Work to be completed
Go through the data below and gather each line containing "color".

[Dataset entries on figures]
□ □ □ □
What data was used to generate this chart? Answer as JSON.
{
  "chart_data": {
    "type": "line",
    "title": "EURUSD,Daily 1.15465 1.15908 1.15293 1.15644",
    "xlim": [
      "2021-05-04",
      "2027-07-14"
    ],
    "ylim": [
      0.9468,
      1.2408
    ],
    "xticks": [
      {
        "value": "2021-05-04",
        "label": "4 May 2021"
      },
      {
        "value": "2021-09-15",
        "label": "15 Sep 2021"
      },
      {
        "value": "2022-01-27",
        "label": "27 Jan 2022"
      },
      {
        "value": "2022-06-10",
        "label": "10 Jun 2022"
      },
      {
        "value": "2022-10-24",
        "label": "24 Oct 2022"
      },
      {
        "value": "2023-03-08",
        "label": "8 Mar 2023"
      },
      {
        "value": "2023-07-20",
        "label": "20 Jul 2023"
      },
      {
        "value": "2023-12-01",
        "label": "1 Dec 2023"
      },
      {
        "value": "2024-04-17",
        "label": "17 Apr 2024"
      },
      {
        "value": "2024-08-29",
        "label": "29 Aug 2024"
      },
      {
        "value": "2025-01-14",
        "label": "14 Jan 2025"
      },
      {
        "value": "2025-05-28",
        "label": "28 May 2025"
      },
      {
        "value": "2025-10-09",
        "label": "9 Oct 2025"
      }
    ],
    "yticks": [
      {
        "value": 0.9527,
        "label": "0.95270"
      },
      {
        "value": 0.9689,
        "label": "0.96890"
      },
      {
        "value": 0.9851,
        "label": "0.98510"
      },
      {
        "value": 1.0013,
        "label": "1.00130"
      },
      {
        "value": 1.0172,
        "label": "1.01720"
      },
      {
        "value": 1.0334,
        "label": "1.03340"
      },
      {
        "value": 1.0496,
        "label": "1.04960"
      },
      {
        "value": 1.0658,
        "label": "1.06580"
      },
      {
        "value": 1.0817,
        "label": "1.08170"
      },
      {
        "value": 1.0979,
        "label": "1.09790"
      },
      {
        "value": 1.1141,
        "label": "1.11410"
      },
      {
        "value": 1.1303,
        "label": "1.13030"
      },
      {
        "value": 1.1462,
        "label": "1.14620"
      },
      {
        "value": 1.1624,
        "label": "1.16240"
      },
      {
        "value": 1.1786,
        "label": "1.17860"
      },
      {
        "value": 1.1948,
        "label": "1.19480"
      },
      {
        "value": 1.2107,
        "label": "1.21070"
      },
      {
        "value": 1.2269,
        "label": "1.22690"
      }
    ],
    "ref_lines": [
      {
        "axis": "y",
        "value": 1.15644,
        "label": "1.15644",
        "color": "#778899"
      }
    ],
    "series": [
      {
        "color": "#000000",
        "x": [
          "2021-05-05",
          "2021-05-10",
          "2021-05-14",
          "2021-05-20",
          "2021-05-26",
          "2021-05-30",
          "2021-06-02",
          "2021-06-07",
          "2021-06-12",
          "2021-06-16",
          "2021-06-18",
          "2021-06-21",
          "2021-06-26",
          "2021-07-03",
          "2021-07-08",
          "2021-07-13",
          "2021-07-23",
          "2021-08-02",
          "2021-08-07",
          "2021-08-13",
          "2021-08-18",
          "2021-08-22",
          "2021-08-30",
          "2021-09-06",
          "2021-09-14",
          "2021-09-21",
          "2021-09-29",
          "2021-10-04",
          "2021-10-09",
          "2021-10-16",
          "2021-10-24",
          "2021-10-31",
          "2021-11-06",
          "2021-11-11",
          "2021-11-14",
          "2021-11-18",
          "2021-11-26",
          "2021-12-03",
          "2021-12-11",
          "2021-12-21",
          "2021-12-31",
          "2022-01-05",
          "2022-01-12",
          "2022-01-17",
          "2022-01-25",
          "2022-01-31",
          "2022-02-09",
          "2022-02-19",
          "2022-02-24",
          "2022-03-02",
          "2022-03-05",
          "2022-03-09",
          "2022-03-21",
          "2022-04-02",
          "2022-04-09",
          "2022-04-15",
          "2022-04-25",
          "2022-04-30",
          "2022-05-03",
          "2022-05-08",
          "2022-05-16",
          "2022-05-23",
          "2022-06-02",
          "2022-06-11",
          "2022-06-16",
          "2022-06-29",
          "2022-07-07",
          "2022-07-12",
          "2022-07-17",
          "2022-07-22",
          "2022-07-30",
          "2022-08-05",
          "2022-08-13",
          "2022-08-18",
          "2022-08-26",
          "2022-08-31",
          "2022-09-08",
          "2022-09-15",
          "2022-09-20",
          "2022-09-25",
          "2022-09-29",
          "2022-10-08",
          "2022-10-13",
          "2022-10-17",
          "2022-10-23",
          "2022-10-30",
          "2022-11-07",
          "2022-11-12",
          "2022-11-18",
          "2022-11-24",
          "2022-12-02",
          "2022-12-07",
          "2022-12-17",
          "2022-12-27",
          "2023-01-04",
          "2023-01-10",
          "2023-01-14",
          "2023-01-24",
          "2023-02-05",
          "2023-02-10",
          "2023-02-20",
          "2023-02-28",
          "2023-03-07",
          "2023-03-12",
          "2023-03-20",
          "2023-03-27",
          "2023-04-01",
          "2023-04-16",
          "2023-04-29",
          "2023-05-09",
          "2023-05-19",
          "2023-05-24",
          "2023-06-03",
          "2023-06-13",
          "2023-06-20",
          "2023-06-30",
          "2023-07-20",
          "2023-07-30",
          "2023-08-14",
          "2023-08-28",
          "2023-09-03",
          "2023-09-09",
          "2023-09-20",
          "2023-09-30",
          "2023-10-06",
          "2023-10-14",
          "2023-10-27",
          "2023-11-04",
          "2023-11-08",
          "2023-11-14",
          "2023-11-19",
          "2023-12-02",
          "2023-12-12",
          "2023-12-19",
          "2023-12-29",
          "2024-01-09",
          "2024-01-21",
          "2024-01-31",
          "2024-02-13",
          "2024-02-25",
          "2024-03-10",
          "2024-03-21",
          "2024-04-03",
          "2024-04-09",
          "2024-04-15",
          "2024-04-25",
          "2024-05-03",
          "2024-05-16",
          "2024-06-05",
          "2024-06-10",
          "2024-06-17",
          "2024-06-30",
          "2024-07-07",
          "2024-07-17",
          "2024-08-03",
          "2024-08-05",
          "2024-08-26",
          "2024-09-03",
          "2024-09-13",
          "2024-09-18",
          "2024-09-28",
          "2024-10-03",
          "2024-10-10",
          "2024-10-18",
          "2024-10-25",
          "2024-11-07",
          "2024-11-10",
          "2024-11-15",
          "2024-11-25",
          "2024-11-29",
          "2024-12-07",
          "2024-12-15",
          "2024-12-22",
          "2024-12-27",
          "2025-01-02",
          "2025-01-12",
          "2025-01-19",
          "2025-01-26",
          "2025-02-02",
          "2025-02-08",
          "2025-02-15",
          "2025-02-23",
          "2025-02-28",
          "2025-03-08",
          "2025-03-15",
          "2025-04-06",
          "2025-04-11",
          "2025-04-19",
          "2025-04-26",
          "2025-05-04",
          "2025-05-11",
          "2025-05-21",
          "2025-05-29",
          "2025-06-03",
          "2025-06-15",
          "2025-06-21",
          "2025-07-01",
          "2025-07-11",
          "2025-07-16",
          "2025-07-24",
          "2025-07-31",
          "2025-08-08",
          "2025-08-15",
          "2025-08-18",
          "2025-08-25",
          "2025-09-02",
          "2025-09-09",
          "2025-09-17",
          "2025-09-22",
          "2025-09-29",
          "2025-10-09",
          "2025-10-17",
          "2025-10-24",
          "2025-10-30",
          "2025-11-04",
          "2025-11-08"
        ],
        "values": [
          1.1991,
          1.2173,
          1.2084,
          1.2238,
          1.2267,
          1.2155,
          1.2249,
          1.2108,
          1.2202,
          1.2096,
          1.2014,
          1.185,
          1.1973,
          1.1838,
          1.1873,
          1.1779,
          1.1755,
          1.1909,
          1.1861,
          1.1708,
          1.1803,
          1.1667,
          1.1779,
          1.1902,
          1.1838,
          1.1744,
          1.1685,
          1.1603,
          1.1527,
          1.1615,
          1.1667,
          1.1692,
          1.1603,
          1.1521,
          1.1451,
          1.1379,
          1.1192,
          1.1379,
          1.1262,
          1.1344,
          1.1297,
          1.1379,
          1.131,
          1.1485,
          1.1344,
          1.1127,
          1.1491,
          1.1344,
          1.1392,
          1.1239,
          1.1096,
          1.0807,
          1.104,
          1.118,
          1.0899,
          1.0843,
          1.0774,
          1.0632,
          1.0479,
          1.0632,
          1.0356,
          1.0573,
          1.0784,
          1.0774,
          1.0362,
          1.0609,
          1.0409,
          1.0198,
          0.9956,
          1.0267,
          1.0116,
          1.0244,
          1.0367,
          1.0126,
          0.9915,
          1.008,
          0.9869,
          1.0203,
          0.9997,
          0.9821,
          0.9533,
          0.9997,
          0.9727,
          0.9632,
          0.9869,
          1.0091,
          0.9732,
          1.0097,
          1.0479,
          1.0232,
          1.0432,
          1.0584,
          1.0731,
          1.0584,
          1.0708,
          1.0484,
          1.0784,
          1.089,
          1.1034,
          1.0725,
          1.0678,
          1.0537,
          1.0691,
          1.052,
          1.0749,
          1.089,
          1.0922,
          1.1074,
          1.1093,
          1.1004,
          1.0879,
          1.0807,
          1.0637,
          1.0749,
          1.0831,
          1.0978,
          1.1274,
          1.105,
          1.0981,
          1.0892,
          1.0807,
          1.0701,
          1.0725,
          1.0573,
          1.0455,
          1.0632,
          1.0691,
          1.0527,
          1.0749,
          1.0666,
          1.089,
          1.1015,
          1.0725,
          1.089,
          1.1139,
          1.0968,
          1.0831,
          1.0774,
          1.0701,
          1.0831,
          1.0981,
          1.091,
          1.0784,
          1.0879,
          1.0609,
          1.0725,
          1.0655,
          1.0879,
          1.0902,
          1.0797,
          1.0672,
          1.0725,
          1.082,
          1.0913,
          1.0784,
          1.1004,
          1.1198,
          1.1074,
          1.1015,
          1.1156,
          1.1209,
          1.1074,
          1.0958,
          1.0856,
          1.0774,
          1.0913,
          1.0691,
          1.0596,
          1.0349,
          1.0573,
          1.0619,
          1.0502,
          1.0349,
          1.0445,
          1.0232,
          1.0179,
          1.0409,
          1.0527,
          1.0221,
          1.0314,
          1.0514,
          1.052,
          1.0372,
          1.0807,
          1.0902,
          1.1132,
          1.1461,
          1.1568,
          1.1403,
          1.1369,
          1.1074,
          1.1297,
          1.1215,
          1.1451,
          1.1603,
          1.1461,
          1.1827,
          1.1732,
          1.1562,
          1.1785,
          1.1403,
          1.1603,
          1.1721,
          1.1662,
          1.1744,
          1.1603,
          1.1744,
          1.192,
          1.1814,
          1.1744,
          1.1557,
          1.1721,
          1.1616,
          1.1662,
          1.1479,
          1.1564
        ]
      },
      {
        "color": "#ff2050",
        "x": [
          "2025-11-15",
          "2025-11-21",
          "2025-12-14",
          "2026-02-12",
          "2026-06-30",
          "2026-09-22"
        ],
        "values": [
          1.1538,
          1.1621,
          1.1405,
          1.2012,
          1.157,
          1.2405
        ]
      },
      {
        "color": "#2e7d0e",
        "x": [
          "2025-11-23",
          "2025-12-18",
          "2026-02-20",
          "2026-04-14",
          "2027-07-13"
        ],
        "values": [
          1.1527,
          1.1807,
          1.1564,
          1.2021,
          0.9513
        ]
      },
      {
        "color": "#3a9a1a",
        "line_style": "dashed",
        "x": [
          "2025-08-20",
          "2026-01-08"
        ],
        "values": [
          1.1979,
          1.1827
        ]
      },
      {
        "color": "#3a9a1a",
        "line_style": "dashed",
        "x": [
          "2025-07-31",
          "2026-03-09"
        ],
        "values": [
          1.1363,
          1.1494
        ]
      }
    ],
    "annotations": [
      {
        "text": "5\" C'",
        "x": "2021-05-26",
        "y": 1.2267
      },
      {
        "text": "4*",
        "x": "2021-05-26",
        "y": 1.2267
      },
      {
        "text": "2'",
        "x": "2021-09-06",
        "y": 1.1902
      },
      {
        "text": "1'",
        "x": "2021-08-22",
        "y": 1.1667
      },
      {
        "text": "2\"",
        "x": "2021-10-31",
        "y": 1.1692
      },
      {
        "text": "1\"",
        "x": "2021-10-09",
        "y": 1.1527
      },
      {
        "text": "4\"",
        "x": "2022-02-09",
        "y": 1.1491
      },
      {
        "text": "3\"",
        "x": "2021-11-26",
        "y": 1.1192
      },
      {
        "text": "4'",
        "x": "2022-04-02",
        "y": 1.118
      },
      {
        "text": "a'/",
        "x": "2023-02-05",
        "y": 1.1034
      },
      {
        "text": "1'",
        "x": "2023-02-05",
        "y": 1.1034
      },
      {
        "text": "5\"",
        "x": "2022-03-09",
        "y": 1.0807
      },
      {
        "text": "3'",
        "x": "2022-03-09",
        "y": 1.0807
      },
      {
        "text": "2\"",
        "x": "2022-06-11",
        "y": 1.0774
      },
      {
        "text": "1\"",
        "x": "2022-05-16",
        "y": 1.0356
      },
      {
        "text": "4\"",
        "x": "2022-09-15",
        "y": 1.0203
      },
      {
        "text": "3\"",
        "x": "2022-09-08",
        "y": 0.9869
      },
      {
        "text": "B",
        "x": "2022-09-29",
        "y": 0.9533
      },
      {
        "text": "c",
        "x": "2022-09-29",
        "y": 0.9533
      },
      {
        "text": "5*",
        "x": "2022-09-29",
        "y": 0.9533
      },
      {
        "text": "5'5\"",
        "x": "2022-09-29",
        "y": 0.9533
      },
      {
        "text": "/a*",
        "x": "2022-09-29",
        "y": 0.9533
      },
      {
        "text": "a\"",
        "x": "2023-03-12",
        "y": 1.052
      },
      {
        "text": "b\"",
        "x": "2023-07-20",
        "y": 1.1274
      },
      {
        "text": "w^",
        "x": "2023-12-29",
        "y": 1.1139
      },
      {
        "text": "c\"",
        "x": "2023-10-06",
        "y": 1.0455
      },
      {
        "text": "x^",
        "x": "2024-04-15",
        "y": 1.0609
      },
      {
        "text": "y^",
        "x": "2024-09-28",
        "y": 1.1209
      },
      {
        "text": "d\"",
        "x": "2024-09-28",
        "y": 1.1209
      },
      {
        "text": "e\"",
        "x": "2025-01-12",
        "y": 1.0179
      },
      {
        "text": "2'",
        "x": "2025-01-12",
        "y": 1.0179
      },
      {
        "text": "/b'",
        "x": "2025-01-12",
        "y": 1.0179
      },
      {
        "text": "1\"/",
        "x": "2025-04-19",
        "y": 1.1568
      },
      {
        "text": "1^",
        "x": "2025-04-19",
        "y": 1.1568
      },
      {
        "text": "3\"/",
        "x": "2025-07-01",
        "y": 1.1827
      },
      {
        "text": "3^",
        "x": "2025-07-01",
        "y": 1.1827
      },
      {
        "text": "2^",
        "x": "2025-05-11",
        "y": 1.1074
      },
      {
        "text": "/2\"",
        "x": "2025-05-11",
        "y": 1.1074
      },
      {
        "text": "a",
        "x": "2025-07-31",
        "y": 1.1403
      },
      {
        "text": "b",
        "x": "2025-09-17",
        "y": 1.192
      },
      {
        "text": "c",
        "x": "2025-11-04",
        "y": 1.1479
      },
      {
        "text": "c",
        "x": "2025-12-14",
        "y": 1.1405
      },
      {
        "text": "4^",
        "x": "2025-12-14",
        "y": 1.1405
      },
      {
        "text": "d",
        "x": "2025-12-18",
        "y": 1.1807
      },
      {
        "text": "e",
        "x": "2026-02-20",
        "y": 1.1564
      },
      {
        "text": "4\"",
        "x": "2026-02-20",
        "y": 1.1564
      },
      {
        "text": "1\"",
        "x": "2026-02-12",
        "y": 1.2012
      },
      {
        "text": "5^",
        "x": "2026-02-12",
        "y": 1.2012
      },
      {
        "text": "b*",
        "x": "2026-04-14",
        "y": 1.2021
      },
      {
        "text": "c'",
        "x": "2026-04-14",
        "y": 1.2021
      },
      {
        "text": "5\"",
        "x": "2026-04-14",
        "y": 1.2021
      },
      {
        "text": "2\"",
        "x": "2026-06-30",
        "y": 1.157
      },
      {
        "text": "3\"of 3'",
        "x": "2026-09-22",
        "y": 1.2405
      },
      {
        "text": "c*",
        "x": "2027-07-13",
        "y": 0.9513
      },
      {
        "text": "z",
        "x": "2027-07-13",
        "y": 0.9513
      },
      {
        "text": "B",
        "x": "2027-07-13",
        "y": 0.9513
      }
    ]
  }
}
□ □ □ □
Expected answer
        "color": "#778899"
        "color": "#000000",
        "color": "#ff2050",
        "color": "#2e7d0e",
        "color": "#3a9a1a",
        "color": "#3a9a1a",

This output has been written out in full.